PROBLEM TO SOLVE: Reproduce each line that includes the word "للنظام".

Data entries:
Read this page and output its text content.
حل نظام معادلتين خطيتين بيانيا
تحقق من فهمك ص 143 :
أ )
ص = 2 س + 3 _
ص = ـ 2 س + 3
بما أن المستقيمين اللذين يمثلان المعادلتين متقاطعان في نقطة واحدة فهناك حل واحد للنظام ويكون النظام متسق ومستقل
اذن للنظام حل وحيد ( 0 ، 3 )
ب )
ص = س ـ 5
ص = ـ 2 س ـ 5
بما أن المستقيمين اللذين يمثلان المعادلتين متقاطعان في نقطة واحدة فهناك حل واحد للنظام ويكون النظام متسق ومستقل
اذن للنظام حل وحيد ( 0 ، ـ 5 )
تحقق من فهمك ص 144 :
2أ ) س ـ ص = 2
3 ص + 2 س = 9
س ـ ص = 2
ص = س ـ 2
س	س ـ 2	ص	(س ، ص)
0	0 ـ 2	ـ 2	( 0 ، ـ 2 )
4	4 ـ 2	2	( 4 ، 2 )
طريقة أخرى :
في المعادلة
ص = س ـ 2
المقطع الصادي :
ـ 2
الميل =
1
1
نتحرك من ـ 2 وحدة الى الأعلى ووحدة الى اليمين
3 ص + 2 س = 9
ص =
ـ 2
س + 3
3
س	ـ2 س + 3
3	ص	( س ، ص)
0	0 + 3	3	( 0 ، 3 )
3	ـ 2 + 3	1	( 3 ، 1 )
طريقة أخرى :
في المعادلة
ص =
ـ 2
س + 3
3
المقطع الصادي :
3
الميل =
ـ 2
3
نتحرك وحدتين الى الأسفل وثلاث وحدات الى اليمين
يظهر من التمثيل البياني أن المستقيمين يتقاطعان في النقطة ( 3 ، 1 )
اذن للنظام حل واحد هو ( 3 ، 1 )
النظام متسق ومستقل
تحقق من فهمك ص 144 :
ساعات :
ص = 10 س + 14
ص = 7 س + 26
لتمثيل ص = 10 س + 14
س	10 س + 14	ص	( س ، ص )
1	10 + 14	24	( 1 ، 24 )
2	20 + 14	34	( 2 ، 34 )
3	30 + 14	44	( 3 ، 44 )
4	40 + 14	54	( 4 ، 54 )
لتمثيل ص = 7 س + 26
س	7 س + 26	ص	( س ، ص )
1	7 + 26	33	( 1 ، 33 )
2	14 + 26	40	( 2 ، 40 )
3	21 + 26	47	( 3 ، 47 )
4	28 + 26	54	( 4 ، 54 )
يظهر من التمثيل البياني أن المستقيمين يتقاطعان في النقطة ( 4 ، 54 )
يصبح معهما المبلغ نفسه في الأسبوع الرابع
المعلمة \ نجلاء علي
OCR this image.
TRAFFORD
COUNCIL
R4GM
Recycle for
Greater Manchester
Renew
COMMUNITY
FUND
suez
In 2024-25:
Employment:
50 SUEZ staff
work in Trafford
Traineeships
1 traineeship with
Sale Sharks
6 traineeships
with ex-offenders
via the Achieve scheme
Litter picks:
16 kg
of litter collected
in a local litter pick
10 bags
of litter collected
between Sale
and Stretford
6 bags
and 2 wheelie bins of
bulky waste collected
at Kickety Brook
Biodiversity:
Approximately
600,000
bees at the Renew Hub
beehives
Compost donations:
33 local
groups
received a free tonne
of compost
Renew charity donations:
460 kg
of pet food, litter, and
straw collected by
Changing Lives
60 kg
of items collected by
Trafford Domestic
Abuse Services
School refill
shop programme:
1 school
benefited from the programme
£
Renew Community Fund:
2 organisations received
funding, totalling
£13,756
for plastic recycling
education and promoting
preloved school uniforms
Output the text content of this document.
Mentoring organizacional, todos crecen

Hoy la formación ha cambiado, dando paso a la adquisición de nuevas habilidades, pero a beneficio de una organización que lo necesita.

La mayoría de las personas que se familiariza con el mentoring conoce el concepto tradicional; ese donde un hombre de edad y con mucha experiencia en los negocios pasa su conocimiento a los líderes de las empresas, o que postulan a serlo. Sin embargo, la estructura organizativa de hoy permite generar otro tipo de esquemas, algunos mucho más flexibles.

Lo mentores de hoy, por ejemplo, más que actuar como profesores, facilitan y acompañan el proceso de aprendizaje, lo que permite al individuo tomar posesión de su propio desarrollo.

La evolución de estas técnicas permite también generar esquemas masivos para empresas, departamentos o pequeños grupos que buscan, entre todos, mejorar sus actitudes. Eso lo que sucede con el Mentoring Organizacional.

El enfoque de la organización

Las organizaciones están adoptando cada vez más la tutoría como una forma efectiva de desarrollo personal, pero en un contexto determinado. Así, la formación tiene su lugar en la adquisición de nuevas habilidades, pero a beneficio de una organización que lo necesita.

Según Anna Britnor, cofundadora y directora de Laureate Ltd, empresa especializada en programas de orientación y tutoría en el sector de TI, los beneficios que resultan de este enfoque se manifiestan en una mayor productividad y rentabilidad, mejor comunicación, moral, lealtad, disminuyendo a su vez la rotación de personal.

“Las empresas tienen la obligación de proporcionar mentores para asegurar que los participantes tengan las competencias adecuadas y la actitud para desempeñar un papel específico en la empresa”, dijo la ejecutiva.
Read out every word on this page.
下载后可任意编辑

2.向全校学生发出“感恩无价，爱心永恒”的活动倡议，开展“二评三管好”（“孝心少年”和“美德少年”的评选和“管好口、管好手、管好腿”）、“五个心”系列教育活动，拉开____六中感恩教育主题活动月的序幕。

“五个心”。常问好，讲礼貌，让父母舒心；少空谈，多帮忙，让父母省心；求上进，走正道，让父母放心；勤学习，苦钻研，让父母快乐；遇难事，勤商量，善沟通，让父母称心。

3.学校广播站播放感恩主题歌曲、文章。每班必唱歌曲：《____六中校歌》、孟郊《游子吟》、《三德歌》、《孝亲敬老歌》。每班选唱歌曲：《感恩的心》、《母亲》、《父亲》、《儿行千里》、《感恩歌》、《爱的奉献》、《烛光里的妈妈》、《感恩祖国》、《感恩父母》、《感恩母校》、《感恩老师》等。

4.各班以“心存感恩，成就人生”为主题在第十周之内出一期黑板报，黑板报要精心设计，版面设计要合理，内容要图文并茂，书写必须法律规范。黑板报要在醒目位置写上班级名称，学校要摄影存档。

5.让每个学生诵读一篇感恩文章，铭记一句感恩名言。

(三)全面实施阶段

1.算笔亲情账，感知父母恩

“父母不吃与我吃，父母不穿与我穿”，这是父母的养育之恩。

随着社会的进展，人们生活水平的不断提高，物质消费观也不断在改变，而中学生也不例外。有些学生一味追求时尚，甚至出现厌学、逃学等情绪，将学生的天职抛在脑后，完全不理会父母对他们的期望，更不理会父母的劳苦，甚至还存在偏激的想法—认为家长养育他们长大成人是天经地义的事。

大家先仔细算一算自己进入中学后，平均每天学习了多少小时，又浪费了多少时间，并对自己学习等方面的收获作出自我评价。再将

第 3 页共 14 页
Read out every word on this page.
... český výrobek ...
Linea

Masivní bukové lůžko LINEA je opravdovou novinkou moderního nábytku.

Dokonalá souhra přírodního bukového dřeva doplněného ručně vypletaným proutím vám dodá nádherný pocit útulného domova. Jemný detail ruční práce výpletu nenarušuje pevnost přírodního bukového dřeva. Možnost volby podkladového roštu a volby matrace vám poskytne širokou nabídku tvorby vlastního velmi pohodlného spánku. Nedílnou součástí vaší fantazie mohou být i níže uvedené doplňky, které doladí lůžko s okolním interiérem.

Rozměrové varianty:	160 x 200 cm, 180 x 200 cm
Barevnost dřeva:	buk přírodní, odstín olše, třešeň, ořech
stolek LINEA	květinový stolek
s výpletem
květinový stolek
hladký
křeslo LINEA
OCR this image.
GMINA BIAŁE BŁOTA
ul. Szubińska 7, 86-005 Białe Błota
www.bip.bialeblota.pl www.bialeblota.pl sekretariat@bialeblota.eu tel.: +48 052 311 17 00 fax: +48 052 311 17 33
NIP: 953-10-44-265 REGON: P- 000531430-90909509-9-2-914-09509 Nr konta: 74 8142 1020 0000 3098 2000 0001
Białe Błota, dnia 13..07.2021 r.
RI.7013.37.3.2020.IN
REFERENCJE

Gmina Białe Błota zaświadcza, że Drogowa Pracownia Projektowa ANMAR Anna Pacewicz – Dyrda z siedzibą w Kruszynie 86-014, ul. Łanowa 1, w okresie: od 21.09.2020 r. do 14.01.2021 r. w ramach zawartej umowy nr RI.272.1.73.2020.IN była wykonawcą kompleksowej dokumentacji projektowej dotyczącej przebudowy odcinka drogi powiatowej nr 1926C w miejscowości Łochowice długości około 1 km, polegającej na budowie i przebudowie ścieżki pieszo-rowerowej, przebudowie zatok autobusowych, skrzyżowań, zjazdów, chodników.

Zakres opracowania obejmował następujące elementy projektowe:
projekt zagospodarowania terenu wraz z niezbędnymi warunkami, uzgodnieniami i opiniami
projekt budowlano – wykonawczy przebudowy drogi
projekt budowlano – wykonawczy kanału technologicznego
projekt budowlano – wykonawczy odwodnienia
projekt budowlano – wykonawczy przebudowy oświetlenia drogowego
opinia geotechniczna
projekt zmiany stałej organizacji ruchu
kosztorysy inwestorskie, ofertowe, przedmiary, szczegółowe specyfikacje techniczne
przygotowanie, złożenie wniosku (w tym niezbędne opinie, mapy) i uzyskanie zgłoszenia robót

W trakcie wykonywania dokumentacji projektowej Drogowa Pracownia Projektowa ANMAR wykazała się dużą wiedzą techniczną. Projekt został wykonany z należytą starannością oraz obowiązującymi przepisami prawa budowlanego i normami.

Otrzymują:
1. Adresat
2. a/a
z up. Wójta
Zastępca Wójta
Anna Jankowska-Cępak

EXERCISE OUTPUT:
بما أن المستقيمين اللذين يمثلان المعادلتين متقاطعان في نقطة واحدة فهناك حل واحد للنظام ويكون النظام متسق ومستقل
اذن للنظام حل وحيد ( 0 ، 3 )
بما أن المستقيمين اللذين يمثلان المعادلتين متقاطعان في نقطة واحدة فهناك حل واحد للنظام ويكون النظام متسق ومستقل
اذن للنظام حل وحيد ( 0 ، ـ 5 )
اذن للنظام حل واحد هو ( 3 ، 1 )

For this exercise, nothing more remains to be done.